#### WORK REQUIRED:
Pictures stay out of the copy; set down each line of the listing below exactly.

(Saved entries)
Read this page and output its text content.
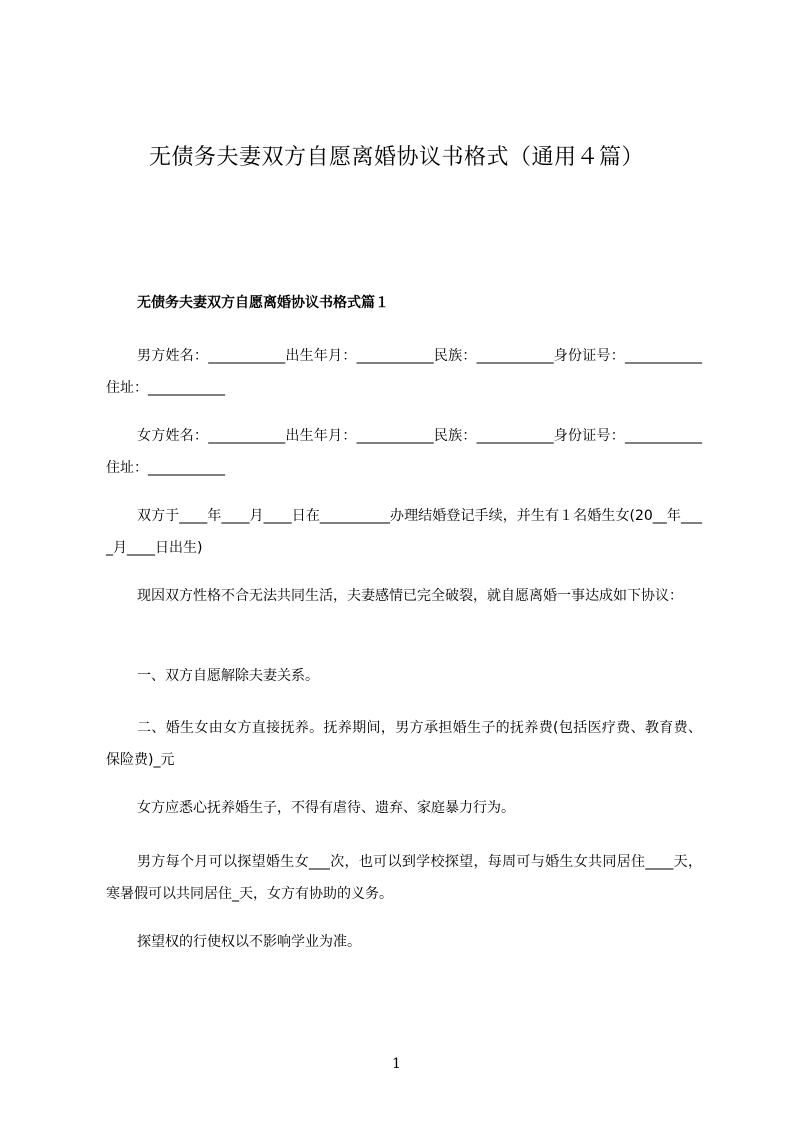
无债务夫妻双方自愿离婚协议书格式（通用４篇）
无债务夫妻双方自愿离婚协议书格式篇１
男方姓名：___________出生年月：___________民族：___________身份证号：___________住址：___________
女方姓名：___________出生年月：___________民族：___________身份证号：___________住址：___________
双方于____年____月____日在__________办理结婚登记手续，并生有１名婚生女(20__年____月____日出生)
现因双方性格不合无法共同生活，夫妻感情已完全破裂，就自愿离婚一事达成如下协议：
一、双方自愿解除夫妻关系。
二、婚生女由女方直接抚养。抚养期间，男方承担婚生子的抚养费(包括医疗费、教育费、保险费)_元
女方应悉心抚养婚生子，不得有虐待、遗弃、家庭暴力行为。
男方每个月可以探望婚生女___次，也可以到学校探望，每周可与婚生女共同居住____天，寒暑假可以共同居住_天，女方有协助的义务。
探望权的行使权以不影响学业为准。
1
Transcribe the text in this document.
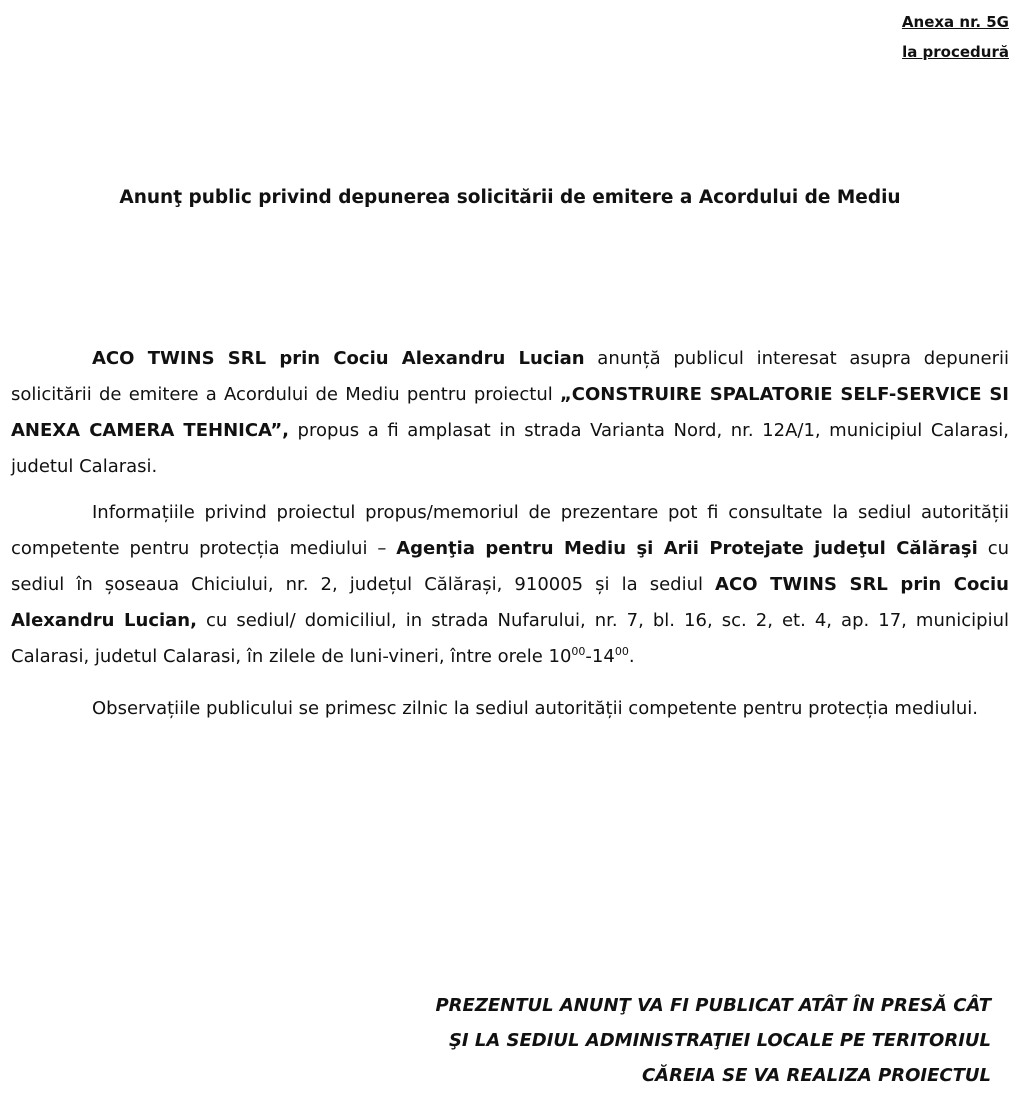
Anexa nr. 5G
la procedură
Anunţ public privind depunerea solicitării de emitere a Acordului de Mediu

ACO TWINS SRL prin Cociu Alexandru Lucian anunță publicul interesat asupra depunerii solicitării de emitere a Acordului de Mediu pentru proiectul „CONSTRUIRE SPALATORIE SELF-SERVICE SI ANEXA CAMERA TEHNICA”, propus a fi amplasat in strada Varianta Nord, nr. 12A/1, municipiul Calarasi, judetul Calarasi.

Informațiile privind proiectul propus/memoriul de prezentare pot fi consultate la sediul autorității competente pentru protecția mediului – Agenţia pentru Mediu şi Arii Protejate judeţul Călăraşi cu sediul în șoseaua Chiciului, nr. 2, județul Călărași, 910005 și la sediul ACO TWINS SRL prin Cociu Alexandru Lucian, cu sediul/ domiciliul, in strada Nufarului, nr. 7, bl. 16, sc. 2, et. 4, ap. 17, municipiul Calarasi, judetul Calarasi, în zilele de luni-vineri, între orele $10^{00}-14^{00}$.

Observațiile publicului se primesc zilnic la sediul autorității competente pentru protecția mediului.

PREZENTUL ANUNŢ VA FI PUBLICAT ATÂT ÎN PRESĂ CÂT
ŞI LA SEDIUL ADMINISTRAŢIEI LOCALE PE TERITORIUL
CĂREIA SE VA REALIZA PROIECTUL
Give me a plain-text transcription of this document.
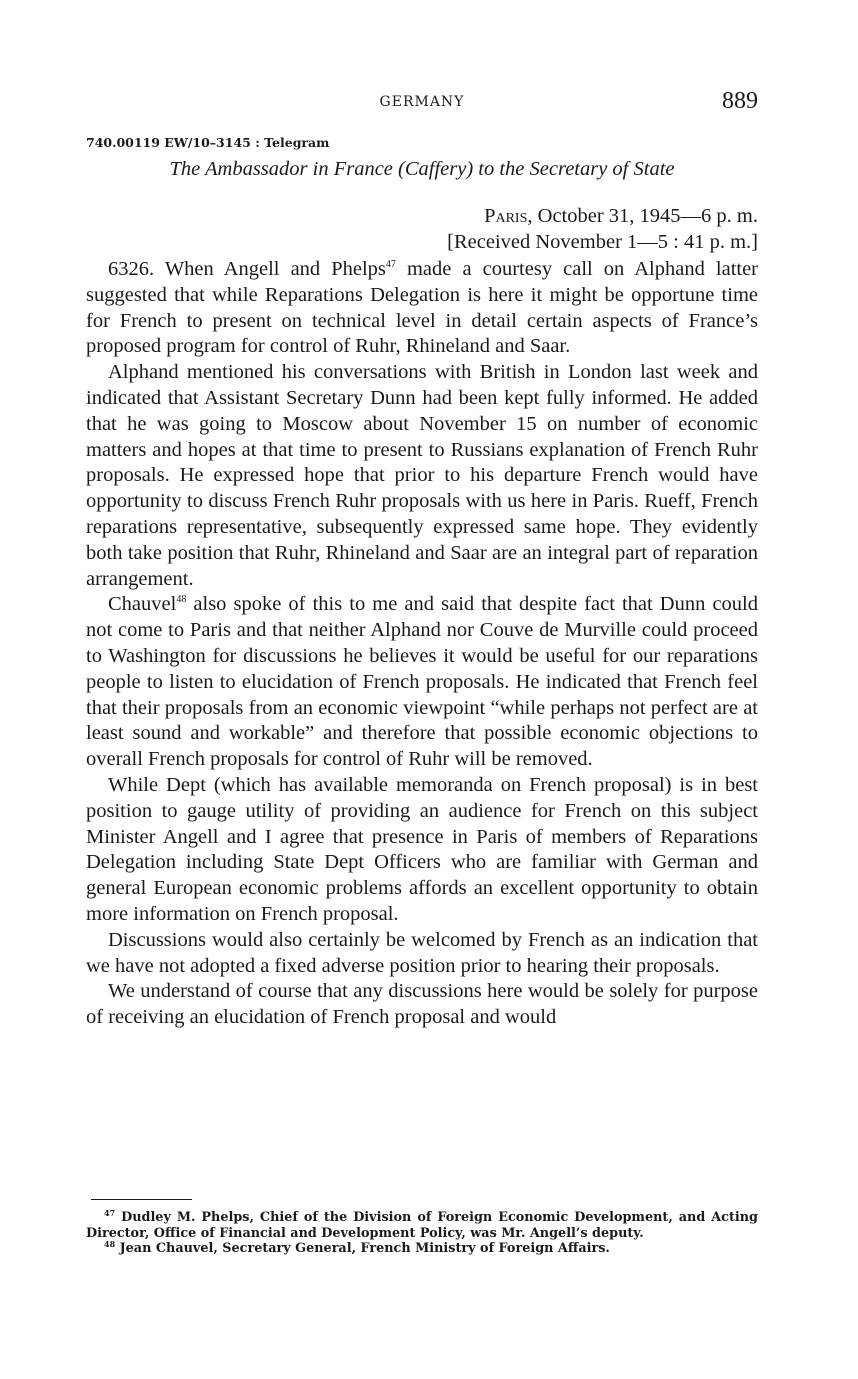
GERMANY	889
740.00119 EW/10–3145 : Telegram
The Ambassador in France (Caffery) to the Secretary of State
Paris, October 31, 1945—6 p. m.
[Received November 1—5 : 41 p. m.]

6326. When Angell and Phelps$^{47}$ made a courtesy call on Alphand latter suggested that while Reparations Delegation is here it might be opportune time for French to present on technical level in detail certain aspects of France’s proposed program for control of Ruhr, Rhineland and Saar.

Alphand mentioned his conversations with British in London last week and indicated that Assistant Secretary Dunn had been kept fully informed. He added that he was going to Moscow about November 15 on number of economic matters and hopes at that time to present to Russians explanation of French Ruhr proposals. He expressed hope that prior to his departure French would have opportunity to discuss French Ruhr proposals with us here in Paris. Rueff, French reparations representative, subsequently expressed same hope. They evidently both take position that Ruhr, Rhineland and Saar are an integral part of reparation arrangement.

Chauvel$^{48}$ also spoke of this to me and said that despite fact that Dunn could not come to Paris and that neither Alphand nor Couve de Murville could proceed to Washington for discussions he believes it would be useful for our reparations people to listen to elucidation of French proposals. He indicated that French feel that their proposals from an economic viewpoint “while perhaps not perfect are at least sound and workable” and therefore that possible economic objections to overall French proposals for control of Ruhr will be removed.

While Dept (which has available memoranda on French proposal) is in best position to gauge utility of providing an audience for French on this subject Minister Angell and I agree that presence in Paris of members of Reparations Delegation including State Dept Officers who are familiar with German and general European economic problems affords an excellent opportunity to obtain more information on French proposal.

Discussions would also certainly be welcomed by French as an indication that we have not adopted a fixed adverse position prior to hearing their proposals.

We understand of course that any discussions here would be solely for purpose of receiving an elucidation of French proposal and would

$^{47}$ Dudley M. Phelps, Chief of the Division of Foreign Economic Development, and Acting Director, Office of Financial and Development Policy, was Mr. Angell’s deputy.

$^{48}$ Jean Chauvel, Secretary General, French Ministry of Foreign Affairs.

#### RESULT FOR THIS TASK:
Read this page and output its text content.
无债务夫妻双方自愿离婚协议书格式（通用４篇）
无债务夫妻双方自愿离婚协议书格式篇１
男方姓名：___________出生年月：___________民族：___________身份证号：___________住址：___________
女方姓名：___________出生年月：___________民族：___________身份证号：___________住址：___________
双方于____年____月____日在__________办理结婚登记手续，并生有１名婚生女(20__年____月____日出生)
现因双方性格不合无法共同生活，夫妻感情已完全破裂，就自愿离婚一事达成如下协议：
一、双方自愿解除夫妻关系。
二、婚生女由女方直接抚养。抚养期间，男方承担婚生子的抚养费(包括医疗费、教育费、保险费)_元
女方应悉心抚养婚生子，不得有虐待、遗弃、家庭暴力行为。
男方每个月可以探望婚生女___次，也可以到学校探望，每周可与婚生女共同居住____天，寒暑假可以共同居住_天，女方有协助的义务。
探望权的行使权以不影响学业为准。
1
Transcribe the text in this document.
Anexa nr. 5G
la procedură
Anunţ public privind depunerea solicitării de emitere a Acordului de Mediu

ACO TWINS SRL prin Cociu Alexandru Lucian anunță publicul interesat asupra depunerii solicitării de emitere a Acordului de Mediu pentru proiectul „CONSTRUIRE SPALATORIE SELF-SERVICE SI ANEXA CAMERA TEHNICA”, propus a fi amplasat in strada Varianta Nord, nr. 12A/1, municipiul Calarasi, judetul Calarasi.

Informațiile privind proiectul propus/memoriul de prezentare pot fi consultate la sediul autorității competente pentru protecția mediului – Agenţia pentru Mediu şi Arii Protejate judeţul Călăraşi cu sediul în șoseaua Chiciului, nr. 2, județul Călărași, 910005 și la sediul ACO TWINS SRL prin Cociu Alexandru Lucian, cu sediul/ domiciliul, in strada Nufarului, nr. 7, bl. 16, sc. 2, et. 4, ap. 17, municipiul Calarasi, judetul Calarasi, în zilele de luni-vineri, între orele $10^{00}-14^{00}$.

Observațiile publicului se primesc zilnic la sediul autorității competente pentru protecția mediului.

PREZENTUL ANUNŢ VA FI PUBLICAT ATÂT ÎN PRESĂ CÂT
ŞI LA SEDIUL ADMINISTRAŢIEI LOCALE PE TERITORIUL
CĂREIA SE VA REALIZA PROIECTUL
Give me a plain-text transcription of this document.
GERMANY	889
740.00119 EW/10–3145 : Telegram
The Ambassador in France (Caffery) to the Secretary of State
Paris, October 31, 1945—6 p. m.
[Received November 1—5 : 41 p. m.]

6326. When Angell and Phelps$^{47}$ made a courtesy call on Alphand latter suggested that while Reparations Delegation is here it might be opportune time for French to present on technical level in detail certain aspects of France’s proposed program for control of Ruhr, Rhineland and Saar.

Alphand mentioned his conversations with British in London last week and indicated that Assistant Secretary Dunn had been kept fully informed. He added that he was going to Moscow about November 15 on number of economic matters and hopes at that time to present to Russians explanation of French Ruhr proposals. He expressed hope that prior to his departure French would have opportunity to discuss French Ruhr proposals with us here in Paris. Rueff, French reparations representative, subsequently expressed same hope. They evidently both take position that Ruhr, Rhineland and Saar are an integral part of reparation arrangement.

Chauvel$^{48}$ also spoke of this to me and said that despite fact that Dunn could not come to Paris and that neither Alphand nor Couve de Murville could proceed to Washington for discussions he believes it would be useful for our reparations people to listen to elucidation of French proposals. He indicated that French feel that their proposals from an economic viewpoint “while perhaps not perfect are at least sound and workable” and therefore that possible economic objections to overall French proposals for control of Ruhr will be removed.

While Dept (which has available memoranda on French proposal) is in best position to gauge utility of providing an audience for French on this subject Minister Angell and I agree that presence in Paris of members of Reparations Delegation including State Dept Officers who are familiar with German and general European economic problems affords an excellent opportunity to obtain more information on French proposal.

Discussions would also certainly be welcomed by French as an indication that we have not adopted a fixed adverse position prior to hearing their proposals.

We understand of course that any discussions here would be solely for purpose of receiving an elucidation of French proposal and would

$^{47}$ Dudley M. Phelps, Chief of the Division of Foreign Economic Development, and Acting Director, Office of Financial and Development Policy, was Mr. Angell’s deputy.

$^{48}$ Jean Chauvel, Secretary General, French Ministry of Foreign Affairs.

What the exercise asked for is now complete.